DIRECTIVE: Each entry below is to be transcribed exactly.
::::::::
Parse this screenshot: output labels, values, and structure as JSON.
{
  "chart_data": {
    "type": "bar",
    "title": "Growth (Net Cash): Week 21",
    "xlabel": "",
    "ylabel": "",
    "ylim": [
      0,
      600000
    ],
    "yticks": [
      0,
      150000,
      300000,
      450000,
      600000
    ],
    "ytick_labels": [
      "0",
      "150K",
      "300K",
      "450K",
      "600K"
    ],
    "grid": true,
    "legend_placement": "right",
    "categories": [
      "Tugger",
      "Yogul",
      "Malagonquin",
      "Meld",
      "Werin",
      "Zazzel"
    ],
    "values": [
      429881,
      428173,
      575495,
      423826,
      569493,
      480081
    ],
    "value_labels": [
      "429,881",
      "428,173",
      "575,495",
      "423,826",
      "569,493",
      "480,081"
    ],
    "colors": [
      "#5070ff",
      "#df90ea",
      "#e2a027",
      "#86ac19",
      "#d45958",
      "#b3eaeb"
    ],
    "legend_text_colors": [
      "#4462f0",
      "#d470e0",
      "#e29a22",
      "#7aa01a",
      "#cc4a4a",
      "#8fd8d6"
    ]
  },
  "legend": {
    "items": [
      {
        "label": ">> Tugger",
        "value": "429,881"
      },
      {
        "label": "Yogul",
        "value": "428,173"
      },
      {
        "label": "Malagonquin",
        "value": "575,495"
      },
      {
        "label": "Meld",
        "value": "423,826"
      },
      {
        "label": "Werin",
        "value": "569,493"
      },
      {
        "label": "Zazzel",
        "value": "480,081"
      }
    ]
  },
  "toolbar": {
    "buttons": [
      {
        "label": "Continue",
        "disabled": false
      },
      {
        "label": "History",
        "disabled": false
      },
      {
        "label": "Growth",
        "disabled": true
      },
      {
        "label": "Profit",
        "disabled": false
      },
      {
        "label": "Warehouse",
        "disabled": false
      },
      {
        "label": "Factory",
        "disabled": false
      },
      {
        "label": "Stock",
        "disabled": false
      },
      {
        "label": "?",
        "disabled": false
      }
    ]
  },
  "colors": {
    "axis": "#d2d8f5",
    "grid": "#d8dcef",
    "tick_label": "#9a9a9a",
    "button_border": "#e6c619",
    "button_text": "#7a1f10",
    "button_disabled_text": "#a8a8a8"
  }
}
::::::::
THE RESULT:
Parse this screenshot: output labels, values, and structure as JSON.
{
  "chart_data": {
    "type": "bar",
    "title": "Growth (Net Cash): Week 21",
    "xlabel": "",
    "ylabel": "",
    "ylim": [
      0,
      600000
    ],
    "yticks": [
      0,
      150000,
      300000,
      450000,
      600000
    ],
    "ytick_labels": [
      "0",
      "150K",
      "300K",
      "450K",
      "600K"
    ],
    "grid": true,
    "legend_placement": "right",
    "categories": [
      "Tugger",
      "Yogul",
      "Malagonquin",
      "Meld",
      "Werin",
      "Zazzel"
    ],
    "values": [
      429881,
      428173,
      575495,
      423826,
      569493,
      480081
    ],
    "value_labels": [
      "429,881",
      "428,173",
      "575,495",
      "423,826",
      "569,493",
      "480,081"
    ],
    "colors": [
      "#5070ff",
      "#df90ea",
      "#e2a027",
      "#86ac19",
      "#d45958",
      "#b3eaeb"
    ],
    "legend_text_colors": [
      "#4462f0",
      "#d470e0",
      "#e29a22",
      "#7aa01a",
      "#cc4a4a",
      "#8fd8d6"
    ]
  },
  "legend": {
    "items": [
      {
        "label": ">> Tugger",
        "value": "429,881"
      },
      {
        "label": "Yogul",
        "value": "428,173"
      },
      {
        "label": "Malagonquin",
        "value": "575,495"
      },
      {
        "label": "Meld",
        "value": "423,826"
      },
      {
        "label": "Werin",
        "value": "569,493"
      },
      {
        "label": "Zazzel",
        "value": "480,081"
      }
    ]
  },
  "toolbar": {
    "buttons": [
      {
        "label": "Continue",
        "disabled": false
      },
      {
        "label": "History",
        "disabled": false
      },
      {
        "label": "Growth",
        "disabled": true
      },
      {
        "label": "Profit",
        "disabled": false
      },
      {
        "label": "Warehouse",
        "disabled": false
      },
      {
        "label": "Factory",
        "disabled": false
      },
      {
        "label": "Stock",
        "disabled": false
      },
      {
        "label": "?",
        "disabled": false
      }
    ]
  },
  "colors": {
    "axis": "#d2d8f5",
    "grid": "#d8dcef",
    "tick_label": "#9a9a9a",
    "button_border": "#e6c619",
    "button_text": "#7a1f10",
    "button_disabled_text": "#a8a8a8"
  }
}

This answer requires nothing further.